• _WHAT IS EXPECTED_
Go through the data below and copy it exactly, skipping every picture.

• _DATASET ENTRIES_

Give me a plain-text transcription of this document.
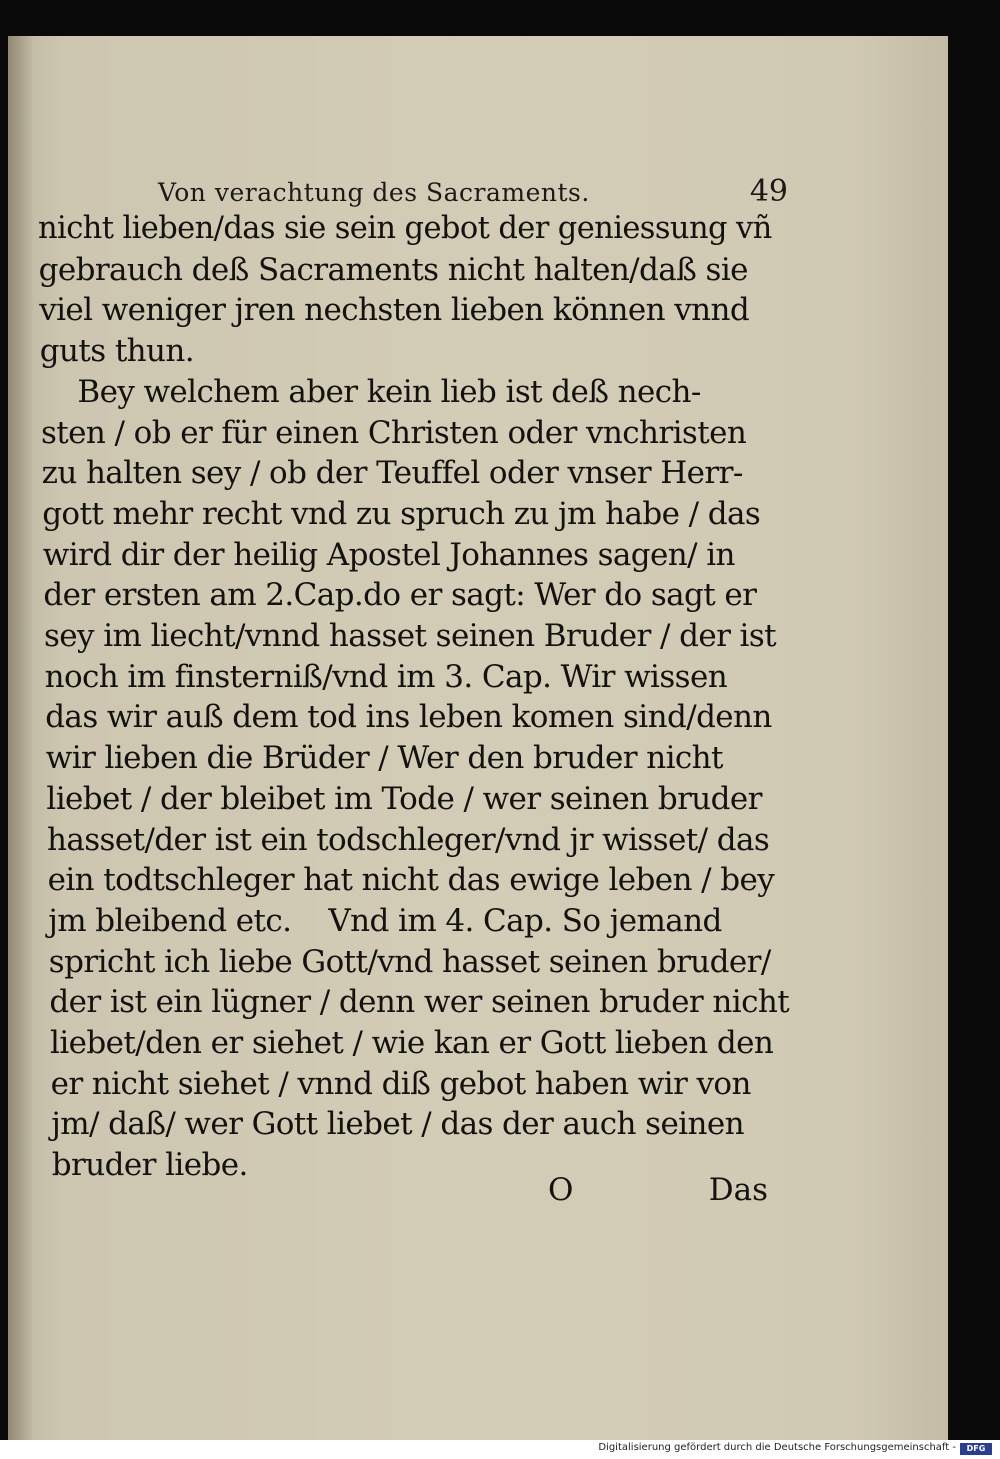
Von verachtung des Sacraments.	49
nicht lieben/das sie sein gebot der geniessung vñ
gebrauch deß Sacraments nicht halten/daß sie
viel weniger jren nechsten lieben können vnnd
guts thun.
Bey welchem aber kein lieb ist deß nech-
sten / ob er für einen Christen oder vnchristen
zu halten sey / ob der Teuffel oder vnser Herr-
gott mehr recht vnd zu spruch zu jm habe / das
wird dir der heilig Apostel Johannes sagen/ in
der ersten am 2.Cap.do er sagt: Wer do sagt er
sey im liecht/vnnd hasset seinen Bruder / der ist
noch im finsterniß/vnd im 3. Cap. Wir wissen
das wir auß dem tod ins leben komen sind/denn
wir lieben die Brüder / Wer den bruder nicht
liebet / der bleibet im Tode / wer seinen bruder
hasset/der ist ein todschleger/vnd jr wisset/ das
ein todtschleger hat nicht das ewige leben / bey
jm bleibend etc.    Vnd im 4. Cap. So jemand
spricht ich liebe Gott/vnd hasset seinen bruder/
der ist ein lügner / denn wer seinen bruder nicht
liebet/den er siehet / wie kan er Gott lieben den
er nicht siehet / vnnd diß gebot haben wir von
jm/ daß/ wer Gott liebet / das der auch seinen
bruder liebe.
O	Das
Digitalisierung gefördert durch die Deutsche Forschungsgemeinschaft -	DFG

• _CORRECT ANSWER_
Give me a plain-text transcription of this document.
Von verachtung des Sacraments.	49
nicht lieben/das sie sein gebot der geniessung vñ
gebrauch deß Sacraments nicht halten/daß sie
viel weniger jren nechsten lieben können vnnd
guts thun.
Bey welchem aber kein lieb ist deß nech-
sten / ob er für einen Christen oder vnchristen
zu halten sey / ob der Teuffel oder vnser Herr-
gott mehr recht vnd zu spruch zu jm habe / das
wird dir der heilig Apostel Johannes sagen/ in
der ersten am 2.Cap.do er sagt: Wer do sagt er
sey im liecht/vnnd hasset seinen Bruder / der ist
noch im finsterniß/vnd im 3. Cap. Wir wissen
das wir auß dem tod ins leben komen sind/denn
wir lieben die Brüder / Wer den bruder nicht
liebet / der bleibet im Tode / wer seinen bruder
hasset/der ist ein todschleger/vnd jr wisset/ das
ein todtschleger hat nicht das ewige leben / bey
jm bleibend etc.    Vnd im 4. Cap. So jemand
spricht ich liebe Gott/vnd hasset seinen bruder/
der ist ein lügner / denn wer seinen bruder nicht
liebet/den er siehet / wie kan er Gott lieben den
er nicht siehet / vnnd diß gebot haben wir von
jm/ daß/ wer Gott liebet / das der auch seinen
bruder liebe.
O	Das
Digitalisierung gefördert durch die Deutsche Forschungsgemeinschaft -	DFG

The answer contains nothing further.